- _Data entries_
--- START ---

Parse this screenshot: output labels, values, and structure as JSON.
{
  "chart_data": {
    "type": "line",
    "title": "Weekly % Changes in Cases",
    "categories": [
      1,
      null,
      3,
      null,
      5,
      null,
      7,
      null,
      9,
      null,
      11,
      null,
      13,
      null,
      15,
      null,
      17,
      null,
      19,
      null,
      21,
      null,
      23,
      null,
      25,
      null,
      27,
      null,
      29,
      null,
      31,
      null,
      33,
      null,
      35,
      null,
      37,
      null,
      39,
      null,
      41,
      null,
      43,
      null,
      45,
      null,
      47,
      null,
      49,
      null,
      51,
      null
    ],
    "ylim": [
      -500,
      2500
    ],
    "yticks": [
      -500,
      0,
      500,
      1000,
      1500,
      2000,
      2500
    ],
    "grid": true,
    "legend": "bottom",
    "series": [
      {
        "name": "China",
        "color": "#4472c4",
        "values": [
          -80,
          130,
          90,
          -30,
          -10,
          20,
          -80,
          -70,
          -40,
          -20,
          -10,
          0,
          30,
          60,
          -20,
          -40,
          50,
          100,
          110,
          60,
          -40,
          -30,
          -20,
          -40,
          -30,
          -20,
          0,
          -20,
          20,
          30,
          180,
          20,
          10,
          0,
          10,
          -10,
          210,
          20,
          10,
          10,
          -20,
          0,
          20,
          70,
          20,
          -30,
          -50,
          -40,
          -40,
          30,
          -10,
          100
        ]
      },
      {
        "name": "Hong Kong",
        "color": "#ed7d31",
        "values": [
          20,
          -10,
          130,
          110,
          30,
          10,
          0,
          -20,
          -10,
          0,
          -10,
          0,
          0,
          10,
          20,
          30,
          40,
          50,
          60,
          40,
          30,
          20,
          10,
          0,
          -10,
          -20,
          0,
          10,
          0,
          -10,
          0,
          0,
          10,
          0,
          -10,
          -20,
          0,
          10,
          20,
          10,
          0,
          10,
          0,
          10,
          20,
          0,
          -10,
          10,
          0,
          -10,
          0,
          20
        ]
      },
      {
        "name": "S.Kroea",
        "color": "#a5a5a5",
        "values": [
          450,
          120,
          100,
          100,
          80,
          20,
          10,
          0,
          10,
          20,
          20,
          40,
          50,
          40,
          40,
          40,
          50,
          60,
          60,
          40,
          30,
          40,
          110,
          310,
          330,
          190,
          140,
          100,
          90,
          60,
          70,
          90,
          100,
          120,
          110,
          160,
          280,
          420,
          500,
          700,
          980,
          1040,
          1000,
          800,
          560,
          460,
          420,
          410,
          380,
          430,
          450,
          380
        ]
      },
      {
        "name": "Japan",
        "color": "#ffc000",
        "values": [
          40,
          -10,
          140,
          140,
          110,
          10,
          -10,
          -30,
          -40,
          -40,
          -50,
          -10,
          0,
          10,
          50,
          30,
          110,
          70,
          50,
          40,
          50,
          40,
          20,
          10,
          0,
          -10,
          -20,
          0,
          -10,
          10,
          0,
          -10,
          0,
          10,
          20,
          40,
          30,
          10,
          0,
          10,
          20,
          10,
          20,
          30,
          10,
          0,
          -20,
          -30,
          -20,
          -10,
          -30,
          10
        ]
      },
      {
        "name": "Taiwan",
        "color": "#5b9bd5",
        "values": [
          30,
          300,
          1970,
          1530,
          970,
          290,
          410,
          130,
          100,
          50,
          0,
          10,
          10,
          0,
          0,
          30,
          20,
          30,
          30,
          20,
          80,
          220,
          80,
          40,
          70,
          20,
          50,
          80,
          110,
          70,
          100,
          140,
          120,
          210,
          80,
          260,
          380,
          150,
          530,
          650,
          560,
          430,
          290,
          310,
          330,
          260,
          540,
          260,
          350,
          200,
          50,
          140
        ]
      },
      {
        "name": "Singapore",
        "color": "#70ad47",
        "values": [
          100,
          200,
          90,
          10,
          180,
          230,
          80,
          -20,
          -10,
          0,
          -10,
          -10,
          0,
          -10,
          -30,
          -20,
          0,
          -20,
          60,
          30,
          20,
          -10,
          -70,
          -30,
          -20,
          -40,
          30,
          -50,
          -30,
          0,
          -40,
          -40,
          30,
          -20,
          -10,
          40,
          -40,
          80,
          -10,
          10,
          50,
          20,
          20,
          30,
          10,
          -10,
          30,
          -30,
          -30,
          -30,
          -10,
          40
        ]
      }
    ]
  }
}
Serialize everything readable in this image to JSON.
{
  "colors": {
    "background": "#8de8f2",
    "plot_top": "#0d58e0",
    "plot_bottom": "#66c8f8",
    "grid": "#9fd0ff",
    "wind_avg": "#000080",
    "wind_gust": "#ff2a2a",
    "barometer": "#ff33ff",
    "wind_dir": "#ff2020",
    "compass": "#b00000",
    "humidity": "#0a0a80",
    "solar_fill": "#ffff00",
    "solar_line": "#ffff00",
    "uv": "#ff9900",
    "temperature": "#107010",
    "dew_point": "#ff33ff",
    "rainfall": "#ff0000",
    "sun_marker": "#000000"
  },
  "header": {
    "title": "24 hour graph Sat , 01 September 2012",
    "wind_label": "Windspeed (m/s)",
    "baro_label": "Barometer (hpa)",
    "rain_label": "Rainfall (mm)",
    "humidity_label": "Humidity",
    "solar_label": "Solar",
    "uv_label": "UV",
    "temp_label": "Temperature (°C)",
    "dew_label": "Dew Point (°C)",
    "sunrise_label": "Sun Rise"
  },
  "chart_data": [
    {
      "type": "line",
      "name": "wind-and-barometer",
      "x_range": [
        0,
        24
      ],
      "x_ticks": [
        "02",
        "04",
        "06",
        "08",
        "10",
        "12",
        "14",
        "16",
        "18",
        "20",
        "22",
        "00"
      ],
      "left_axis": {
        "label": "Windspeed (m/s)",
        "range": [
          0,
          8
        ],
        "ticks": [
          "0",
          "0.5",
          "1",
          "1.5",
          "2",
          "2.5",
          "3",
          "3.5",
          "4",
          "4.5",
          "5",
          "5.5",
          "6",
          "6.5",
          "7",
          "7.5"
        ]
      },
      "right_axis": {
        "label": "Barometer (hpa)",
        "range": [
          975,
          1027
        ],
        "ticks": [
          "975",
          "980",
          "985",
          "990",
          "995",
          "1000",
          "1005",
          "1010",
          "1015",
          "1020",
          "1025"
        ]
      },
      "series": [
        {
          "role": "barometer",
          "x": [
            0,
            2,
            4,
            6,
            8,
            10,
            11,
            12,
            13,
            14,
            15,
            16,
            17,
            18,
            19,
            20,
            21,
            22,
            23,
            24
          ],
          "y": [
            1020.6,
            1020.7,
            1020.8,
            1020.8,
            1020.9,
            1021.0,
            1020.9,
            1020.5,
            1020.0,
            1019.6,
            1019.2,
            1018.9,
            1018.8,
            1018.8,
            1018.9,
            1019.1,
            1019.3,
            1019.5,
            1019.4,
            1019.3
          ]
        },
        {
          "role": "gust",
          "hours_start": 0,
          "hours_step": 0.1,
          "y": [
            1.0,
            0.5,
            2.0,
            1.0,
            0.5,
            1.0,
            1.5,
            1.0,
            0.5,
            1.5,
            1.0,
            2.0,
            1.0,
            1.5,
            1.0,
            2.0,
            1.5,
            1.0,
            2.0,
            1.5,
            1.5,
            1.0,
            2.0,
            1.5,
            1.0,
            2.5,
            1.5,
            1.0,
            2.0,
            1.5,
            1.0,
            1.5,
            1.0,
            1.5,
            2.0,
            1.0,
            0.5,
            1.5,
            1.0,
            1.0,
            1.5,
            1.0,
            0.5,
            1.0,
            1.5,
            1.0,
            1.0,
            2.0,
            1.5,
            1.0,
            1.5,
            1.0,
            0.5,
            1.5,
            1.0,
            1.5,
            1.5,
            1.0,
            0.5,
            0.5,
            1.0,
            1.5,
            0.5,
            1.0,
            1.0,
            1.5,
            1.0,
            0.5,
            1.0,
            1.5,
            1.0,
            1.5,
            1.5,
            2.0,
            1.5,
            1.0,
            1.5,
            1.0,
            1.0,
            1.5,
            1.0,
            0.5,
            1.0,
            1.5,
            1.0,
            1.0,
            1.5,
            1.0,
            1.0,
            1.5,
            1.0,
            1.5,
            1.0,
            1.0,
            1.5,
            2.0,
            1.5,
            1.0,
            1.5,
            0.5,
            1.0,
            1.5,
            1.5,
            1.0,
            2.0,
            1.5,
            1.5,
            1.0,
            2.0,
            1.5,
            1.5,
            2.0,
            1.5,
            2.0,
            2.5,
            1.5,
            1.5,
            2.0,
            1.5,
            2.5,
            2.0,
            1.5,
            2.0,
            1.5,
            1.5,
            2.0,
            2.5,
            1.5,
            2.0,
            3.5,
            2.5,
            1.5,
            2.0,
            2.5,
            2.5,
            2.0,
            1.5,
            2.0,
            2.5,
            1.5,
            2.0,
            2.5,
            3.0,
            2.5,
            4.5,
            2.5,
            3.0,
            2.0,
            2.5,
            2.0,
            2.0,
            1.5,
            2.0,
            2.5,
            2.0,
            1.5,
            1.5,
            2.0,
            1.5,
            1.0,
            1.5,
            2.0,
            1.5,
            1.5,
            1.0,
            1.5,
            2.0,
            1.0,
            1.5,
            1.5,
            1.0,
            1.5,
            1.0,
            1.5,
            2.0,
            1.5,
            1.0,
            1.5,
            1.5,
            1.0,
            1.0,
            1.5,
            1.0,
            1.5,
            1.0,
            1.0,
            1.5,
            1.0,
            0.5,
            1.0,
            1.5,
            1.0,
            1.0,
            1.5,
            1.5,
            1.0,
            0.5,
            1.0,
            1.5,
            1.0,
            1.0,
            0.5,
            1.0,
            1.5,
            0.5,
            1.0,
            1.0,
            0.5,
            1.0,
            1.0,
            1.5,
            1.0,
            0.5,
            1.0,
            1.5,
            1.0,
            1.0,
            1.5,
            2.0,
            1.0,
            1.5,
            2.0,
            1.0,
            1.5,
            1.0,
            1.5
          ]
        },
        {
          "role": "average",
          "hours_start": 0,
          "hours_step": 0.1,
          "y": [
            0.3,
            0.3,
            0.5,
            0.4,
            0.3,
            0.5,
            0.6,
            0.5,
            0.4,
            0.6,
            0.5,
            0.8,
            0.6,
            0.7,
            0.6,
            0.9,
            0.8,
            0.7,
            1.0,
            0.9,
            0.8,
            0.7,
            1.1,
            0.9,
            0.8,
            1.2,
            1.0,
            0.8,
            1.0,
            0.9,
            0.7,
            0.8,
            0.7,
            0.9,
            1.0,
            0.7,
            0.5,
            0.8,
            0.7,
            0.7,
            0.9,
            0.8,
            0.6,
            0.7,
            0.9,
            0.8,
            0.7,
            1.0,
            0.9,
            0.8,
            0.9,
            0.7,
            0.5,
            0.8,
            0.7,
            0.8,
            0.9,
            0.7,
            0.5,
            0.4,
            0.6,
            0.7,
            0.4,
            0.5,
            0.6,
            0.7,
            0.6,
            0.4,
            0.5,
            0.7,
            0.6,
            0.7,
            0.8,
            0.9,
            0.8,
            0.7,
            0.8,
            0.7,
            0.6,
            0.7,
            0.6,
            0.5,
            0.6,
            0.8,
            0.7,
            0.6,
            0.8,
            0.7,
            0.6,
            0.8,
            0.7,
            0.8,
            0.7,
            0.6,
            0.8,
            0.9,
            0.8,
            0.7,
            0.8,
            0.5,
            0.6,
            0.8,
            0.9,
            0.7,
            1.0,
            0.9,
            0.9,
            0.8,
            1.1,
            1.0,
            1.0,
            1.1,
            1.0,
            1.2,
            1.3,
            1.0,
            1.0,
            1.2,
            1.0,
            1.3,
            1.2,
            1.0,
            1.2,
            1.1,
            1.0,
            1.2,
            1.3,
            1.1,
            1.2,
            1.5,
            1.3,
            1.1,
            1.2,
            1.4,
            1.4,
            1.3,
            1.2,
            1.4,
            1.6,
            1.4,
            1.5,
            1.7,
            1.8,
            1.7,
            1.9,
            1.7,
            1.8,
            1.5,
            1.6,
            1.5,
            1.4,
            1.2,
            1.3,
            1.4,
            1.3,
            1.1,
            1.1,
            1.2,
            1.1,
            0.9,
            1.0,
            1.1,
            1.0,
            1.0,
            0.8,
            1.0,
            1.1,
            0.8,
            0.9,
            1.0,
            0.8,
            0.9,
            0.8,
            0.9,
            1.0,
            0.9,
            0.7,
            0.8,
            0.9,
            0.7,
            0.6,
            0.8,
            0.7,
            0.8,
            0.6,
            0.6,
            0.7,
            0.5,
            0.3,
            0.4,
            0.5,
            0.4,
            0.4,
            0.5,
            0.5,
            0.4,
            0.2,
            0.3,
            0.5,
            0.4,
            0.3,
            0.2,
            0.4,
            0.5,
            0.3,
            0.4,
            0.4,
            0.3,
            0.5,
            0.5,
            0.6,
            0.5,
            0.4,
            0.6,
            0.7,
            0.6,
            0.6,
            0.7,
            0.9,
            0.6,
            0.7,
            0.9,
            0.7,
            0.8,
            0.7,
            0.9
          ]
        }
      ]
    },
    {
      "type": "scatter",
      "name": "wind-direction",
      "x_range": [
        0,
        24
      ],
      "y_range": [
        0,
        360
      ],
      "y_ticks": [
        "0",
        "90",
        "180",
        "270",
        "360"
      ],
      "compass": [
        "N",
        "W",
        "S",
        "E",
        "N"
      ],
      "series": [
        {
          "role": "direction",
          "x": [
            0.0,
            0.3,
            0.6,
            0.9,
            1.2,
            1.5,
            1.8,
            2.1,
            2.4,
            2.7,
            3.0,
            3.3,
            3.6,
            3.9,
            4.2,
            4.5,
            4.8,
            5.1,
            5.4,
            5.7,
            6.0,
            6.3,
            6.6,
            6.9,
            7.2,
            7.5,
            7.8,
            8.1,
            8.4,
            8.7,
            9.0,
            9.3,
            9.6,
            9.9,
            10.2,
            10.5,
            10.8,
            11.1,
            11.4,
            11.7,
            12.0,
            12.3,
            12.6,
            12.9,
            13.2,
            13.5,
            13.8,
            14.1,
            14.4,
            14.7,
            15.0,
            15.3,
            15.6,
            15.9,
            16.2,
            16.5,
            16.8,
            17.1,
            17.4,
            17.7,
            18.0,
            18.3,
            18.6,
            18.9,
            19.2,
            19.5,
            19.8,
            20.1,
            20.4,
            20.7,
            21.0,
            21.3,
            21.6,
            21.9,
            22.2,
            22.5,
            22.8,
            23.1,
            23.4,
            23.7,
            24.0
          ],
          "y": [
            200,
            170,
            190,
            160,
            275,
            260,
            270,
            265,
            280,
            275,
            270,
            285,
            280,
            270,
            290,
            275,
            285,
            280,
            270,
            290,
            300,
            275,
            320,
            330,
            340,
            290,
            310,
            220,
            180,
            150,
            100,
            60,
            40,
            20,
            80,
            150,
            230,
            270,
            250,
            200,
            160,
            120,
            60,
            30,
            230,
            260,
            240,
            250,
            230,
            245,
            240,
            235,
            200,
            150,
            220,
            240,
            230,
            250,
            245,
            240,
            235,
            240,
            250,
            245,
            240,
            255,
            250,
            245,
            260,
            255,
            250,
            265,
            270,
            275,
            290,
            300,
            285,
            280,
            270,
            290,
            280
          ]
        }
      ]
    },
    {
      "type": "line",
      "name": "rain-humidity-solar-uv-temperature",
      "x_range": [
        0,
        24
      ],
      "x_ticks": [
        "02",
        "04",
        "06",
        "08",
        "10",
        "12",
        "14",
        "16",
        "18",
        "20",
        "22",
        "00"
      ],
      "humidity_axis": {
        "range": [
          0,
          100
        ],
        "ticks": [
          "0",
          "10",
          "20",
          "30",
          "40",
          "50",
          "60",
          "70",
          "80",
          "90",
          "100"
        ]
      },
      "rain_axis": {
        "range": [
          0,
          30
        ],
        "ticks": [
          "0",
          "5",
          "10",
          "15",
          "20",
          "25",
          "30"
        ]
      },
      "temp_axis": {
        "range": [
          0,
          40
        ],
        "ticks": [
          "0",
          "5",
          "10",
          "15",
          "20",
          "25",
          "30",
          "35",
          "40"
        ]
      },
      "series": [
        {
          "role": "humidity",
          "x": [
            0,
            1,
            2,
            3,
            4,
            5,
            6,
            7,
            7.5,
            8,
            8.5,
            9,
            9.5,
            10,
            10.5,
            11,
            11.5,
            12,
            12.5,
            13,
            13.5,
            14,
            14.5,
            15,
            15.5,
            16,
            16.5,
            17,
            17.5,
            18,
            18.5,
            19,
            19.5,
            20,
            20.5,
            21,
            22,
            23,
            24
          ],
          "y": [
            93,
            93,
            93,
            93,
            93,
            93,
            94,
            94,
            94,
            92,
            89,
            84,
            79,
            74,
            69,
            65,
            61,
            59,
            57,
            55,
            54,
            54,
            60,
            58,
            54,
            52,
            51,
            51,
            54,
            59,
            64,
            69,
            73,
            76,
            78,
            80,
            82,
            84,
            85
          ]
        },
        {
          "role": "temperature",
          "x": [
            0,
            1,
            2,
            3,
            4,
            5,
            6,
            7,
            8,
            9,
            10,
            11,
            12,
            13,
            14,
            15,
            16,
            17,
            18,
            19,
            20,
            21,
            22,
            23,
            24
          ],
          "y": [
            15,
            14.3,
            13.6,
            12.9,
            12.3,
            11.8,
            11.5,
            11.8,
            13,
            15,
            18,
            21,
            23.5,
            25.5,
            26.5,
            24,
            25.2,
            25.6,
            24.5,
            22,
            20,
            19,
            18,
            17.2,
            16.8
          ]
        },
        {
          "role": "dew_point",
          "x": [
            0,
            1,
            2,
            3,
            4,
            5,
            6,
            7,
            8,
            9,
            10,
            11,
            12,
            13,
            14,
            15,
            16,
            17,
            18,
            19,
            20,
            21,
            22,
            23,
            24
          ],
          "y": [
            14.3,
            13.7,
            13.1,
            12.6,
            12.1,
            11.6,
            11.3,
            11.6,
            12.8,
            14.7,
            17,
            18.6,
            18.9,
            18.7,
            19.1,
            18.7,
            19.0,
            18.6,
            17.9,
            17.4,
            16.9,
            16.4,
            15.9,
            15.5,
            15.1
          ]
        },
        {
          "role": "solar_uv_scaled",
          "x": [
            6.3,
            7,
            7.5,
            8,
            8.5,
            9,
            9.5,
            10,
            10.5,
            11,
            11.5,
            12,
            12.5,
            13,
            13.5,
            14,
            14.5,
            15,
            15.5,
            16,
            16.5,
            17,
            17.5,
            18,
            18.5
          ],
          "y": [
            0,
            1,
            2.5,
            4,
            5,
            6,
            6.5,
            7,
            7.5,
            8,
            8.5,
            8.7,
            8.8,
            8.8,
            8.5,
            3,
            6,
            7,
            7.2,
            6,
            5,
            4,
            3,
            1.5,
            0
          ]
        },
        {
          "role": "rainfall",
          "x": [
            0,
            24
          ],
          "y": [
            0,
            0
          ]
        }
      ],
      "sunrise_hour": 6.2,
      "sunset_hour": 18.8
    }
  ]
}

--- END ---

Which lines contain "role"? Copy each of them out.

- _Exercise result_
          "role": "barometer",
          "role": "gust",
          "role": "average",
          "role": "direction",
          "role": "humidity",
          "role": "temperature",
          "role": "dew_point",
          "role": "solar_uv_scaled",
          "role": "rainfall",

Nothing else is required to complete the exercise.